▶ [To be done] Extract the full listing below without altering a single character.

··· Source data ···

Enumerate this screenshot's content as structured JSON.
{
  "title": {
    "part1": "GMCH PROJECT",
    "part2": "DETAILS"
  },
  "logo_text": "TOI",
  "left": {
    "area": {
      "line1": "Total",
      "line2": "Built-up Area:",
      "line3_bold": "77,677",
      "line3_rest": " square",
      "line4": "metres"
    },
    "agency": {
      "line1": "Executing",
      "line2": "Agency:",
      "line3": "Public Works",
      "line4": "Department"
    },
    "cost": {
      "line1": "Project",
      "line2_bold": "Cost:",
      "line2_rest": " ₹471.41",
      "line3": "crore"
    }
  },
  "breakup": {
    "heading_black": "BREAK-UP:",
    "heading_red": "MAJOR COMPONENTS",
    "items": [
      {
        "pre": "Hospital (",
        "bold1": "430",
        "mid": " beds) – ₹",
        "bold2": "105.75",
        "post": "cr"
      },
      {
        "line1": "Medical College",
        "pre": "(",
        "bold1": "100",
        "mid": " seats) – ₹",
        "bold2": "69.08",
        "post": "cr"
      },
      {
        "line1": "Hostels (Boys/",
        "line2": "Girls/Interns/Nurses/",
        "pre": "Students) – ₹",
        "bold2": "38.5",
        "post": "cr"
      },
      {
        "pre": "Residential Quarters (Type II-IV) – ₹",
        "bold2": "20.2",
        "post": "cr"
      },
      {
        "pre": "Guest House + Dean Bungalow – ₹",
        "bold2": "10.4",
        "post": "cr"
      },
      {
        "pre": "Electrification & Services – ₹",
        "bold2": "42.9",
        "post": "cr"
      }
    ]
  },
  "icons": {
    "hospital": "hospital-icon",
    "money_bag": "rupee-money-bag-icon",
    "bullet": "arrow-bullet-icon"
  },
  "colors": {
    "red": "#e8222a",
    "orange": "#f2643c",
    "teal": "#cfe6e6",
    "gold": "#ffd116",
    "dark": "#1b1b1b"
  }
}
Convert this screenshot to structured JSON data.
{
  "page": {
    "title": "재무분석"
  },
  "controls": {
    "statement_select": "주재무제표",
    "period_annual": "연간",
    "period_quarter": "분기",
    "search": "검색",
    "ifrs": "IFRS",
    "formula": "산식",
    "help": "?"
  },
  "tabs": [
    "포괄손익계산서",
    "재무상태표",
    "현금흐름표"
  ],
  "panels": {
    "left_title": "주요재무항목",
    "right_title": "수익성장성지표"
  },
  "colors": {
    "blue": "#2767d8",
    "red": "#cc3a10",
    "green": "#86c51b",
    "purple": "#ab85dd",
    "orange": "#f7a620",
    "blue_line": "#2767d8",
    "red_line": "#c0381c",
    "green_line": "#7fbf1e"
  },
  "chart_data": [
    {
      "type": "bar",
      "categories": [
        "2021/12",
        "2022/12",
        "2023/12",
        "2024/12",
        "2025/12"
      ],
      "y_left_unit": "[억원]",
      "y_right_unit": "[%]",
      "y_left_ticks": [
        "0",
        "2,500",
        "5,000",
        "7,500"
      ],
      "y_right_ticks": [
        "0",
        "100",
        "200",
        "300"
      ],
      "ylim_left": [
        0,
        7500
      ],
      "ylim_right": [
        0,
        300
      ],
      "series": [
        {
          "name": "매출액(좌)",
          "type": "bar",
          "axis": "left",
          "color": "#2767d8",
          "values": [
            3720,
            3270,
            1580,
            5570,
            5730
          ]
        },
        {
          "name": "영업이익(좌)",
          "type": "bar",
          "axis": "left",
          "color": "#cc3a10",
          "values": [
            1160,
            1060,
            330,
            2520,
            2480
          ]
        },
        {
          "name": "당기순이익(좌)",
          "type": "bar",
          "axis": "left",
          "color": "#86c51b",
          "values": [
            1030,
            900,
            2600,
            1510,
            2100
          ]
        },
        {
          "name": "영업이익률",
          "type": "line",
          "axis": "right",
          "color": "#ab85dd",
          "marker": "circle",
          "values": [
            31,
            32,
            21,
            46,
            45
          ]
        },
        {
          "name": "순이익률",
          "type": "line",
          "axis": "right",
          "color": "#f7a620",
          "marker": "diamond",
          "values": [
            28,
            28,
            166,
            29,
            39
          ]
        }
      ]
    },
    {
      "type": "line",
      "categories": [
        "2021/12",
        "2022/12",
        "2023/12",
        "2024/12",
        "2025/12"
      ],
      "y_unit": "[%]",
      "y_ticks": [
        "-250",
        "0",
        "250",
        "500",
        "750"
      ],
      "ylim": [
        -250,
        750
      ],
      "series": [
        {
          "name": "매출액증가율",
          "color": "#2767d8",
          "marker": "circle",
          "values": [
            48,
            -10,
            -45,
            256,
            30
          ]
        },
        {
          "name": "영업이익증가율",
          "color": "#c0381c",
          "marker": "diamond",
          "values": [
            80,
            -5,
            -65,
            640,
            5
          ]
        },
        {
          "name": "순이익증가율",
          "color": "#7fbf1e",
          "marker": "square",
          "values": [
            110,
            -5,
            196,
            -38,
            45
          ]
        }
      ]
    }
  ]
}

···

▶ [Exercise solution]
Enumerate this screenshot's content as structured JSON.
{
  "title": {
    "part1": "GMCH PROJECT",
    "part2": "DETAILS"
  },
  "logo_text": "TOI",
  "left": {
    "area": {
      "line1": "Total",
      "line2": "Built-up Area:",
      "line3_bold": "77,677",
      "line3_rest": " square",
      "line4": "metres"
    },
    "agency": {
      "line1": "Executing",
      "line2": "Agency:",
      "line3": "Public Works",
      "line4": "Department"
    },
    "cost": {
      "line1": "Project",
      "line2_bold": "Cost:",
      "line2_rest": " ₹471.41",
      "line3": "crore"
    }
  },
  "breakup": {
    "heading_black": "BREAK-UP:",
    "heading_red": "MAJOR COMPONENTS",
    "items": [
      {
        "pre": "Hospital (",
        "bold1": "430",
        "mid": " beds) – ₹",
        "bold2": "105.75",
        "post": "cr"
      },
      {
        "line1": "Medical College",
        "pre": "(",
        "bold1": "100",
        "mid": " seats) – ₹",
        "bold2": "69.08",
        "post": "cr"
      },
      {
        "line1": "Hostels (Boys/",
        "line2": "Girls/Interns/Nurses/",
        "pre": "Students) – ₹",
        "bold2": "38.5",
        "post": "cr"
      },
      {
        "pre": "Residential Quarters (Type II-IV) – ₹",
        "bold2": "20.2",
        "post": "cr"
      },
      {
        "pre": "Guest House + Dean Bungalow – ₹",
        "bold2": "10.4",
        "post": "cr"
      },
      {
        "pre": "Electrification & Services – ₹",
        "bold2": "42.9",
        "post": "cr"
      }
    ]
  },
  "icons": {
    "hospital": "hospital-icon",
    "money_bag": "rupee-money-bag-icon",
    "bullet": "arrow-bullet-icon"
  },
  "colors": {
    "red": "#e8222a",
    "orange": "#f2643c",
    "teal": "#cfe6e6",
    "gold": "#ffd116",
    "dark": "#1b1b1b"
  }
}
Convert this screenshot to structured JSON data.
{
  "page": {
    "title": "재무분석"
  },
  "controls": {
    "statement_select": "주재무제표",
    "period_annual": "연간",
    "period_quarter": "분기",
    "search": "검색",
    "ifrs": "IFRS",
    "formula": "산식",
    "help": "?"
  },
  "tabs": [
    "포괄손익계산서",
    "재무상태표",
    "현금흐름표"
  ],
  "panels": {
    "left_title": "주요재무항목",
    "right_title": "수익성장성지표"
  },
  "colors": {
    "blue": "#2767d8",
    "red": "#cc3a10",
    "green": "#86c51b",
    "purple": "#ab85dd",
    "orange": "#f7a620",
    "blue_line": "#2767d8",
    "red_line": "#c0381c",
    "green_line": "#7fbf1e"
  },
  "chart_data": [
    {
      "type": "bar",
      "categories": [
        "2021/12",
        "2022/12",
        "2023/12",
        "2024/12",
        "2025/12"
      ],
      "y_left_unit": "[억원]",
      "y_right_unit": "[%]",
      "y_left_ticks": [
        "0",
        "2,500",
        "5,000",
        "7,500"
      ],
      "y_right_ticks": [
        "0",
        "100",
        "200",
        "300"
      ],
      "ylim_left": [
        0,
        7500
      ],
      "ylim_right": [
        0,
        300
      ],
      "series": [
        {
          "name": "매출액(좌)",
          "type": "bar",
          "axis": "left",
          "color": "#2767d8",
          "values": [
            3720,
            3270,
            1580,
            5570,
            5730
          ]
        },
        {
          "name": "영업이익(좌)",
          "type": "bar",
          "axis": "left",
          "color": "#cc3a10",
          "values": [
            1160,
            1060,
            330,
            2520,
            2480
          ]
        },
        {
          "name": "당기순이익(좌)",
          "type": "bar",
          "axis": "left",
          "color": "#86c51b",
          "values": [
            1030,
            900,
            2600,
            1510,
            2100
          ]
        },
        {
          "name": "영업이익률",
          "type": "line",
          "axis": "right",
          "color": "#ab85dd",
          "marker": "circle",
          "values": [
            31,
            32,
            21,
            46,
            45
          ]
        },
        {
          "name": "순이익률",
          "type": "line",
          "axis": "right",
          "color": "#f7a620",
          "marker": "diamond",
          "values": [
            28,
            28,
            166,
            29,
            39
          ]
        }
      ]
    },
    {
      "type": "line",
      "categories": [
        "2021/12",
        "2022/12",
        "2023/12",
        "2024/12",
        "2025/12"
      ],
      "y_unit": "[%]",
      "y_ticks": [
        "-250",
        "0",
        "250",
        "500",
        "750"
      ],
      "ylim": [
        -250,
        750
      ],
      "series": [
        {
          "name": "매출액증가율",
          "color": "#2767d8",
          "marker": "circle",
          "values": [
            48,
            -10,
            -45,
            256,
            30
          ]
        },
        {
          "name": "영업이익증가율",
          "color": "#c0381c",
          "marker": "diamond",
          "values": [
            80,
            -5,
            -65,
            640,
            5
          ]
        },
        {
          "name": "순이익증가율",
          "color": "#7fbf1e",
          "marker": "square",
          "values": [
            110,
            -5,
            196,
            -38,
            45
          ]
        }
      ]
    }
  ]
}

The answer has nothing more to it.